*Data*:

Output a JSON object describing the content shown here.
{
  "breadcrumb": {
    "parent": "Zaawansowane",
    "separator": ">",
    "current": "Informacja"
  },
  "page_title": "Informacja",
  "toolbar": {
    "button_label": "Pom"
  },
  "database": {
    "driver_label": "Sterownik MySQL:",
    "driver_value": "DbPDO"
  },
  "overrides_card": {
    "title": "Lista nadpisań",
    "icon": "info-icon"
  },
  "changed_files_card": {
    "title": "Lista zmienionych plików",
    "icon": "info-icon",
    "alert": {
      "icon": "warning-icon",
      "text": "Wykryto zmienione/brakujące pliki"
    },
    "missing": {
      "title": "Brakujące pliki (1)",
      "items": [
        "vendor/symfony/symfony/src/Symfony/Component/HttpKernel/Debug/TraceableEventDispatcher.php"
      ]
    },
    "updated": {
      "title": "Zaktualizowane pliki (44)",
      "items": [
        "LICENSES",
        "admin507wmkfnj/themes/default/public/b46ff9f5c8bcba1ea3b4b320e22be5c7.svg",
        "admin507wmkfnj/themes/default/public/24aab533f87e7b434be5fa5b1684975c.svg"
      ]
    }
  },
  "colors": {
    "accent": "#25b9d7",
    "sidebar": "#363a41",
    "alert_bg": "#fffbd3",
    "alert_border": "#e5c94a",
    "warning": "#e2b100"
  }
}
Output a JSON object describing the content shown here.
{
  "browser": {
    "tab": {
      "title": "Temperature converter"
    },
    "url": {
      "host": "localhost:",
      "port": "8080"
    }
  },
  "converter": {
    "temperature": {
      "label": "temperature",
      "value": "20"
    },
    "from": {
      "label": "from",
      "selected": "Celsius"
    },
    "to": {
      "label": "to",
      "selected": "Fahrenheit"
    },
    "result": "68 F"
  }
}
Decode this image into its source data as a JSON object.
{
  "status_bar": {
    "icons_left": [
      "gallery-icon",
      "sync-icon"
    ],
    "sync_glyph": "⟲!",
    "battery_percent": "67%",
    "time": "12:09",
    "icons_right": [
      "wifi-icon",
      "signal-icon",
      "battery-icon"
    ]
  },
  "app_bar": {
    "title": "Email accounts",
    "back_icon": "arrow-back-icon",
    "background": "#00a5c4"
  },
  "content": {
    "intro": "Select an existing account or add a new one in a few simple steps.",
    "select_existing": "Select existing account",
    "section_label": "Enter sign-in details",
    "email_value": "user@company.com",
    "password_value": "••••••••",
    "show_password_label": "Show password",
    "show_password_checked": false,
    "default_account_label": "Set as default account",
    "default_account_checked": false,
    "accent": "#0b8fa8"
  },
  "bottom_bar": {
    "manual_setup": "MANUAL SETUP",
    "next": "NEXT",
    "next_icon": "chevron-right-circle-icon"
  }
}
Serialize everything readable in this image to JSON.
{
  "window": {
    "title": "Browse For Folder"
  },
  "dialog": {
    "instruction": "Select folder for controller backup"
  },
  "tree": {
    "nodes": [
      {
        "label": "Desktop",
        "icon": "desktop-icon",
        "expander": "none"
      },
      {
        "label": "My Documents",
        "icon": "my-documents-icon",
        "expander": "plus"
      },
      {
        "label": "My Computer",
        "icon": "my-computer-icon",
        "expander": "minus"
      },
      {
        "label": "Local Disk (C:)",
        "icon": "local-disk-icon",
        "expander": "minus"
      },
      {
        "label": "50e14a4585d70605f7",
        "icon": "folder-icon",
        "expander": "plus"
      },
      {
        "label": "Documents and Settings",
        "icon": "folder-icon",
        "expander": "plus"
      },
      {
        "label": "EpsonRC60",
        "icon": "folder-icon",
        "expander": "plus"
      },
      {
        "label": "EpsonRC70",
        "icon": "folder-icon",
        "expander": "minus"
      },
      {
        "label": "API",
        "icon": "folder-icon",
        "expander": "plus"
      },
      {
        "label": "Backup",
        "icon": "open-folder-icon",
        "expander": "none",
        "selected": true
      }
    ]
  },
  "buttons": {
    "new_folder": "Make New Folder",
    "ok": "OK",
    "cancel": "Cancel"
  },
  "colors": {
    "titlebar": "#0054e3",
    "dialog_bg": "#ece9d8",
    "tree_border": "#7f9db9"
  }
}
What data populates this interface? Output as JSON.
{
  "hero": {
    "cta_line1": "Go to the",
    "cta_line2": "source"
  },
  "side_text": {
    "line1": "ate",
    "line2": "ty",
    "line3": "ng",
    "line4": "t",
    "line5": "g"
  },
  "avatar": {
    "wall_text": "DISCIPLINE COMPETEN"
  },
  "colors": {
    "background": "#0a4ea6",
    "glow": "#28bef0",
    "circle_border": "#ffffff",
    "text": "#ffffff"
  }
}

*Description of the task*: Copy each line of the data above that holds "JSON".

*Written solution*:
Output a JSON object describing the content shown here.
Output a JSON object describing the content shown here.
Decode this image into its source data as a JSON object.
Serialize everything readable in this image to JSON.
What data populates this interface? Output as JSON.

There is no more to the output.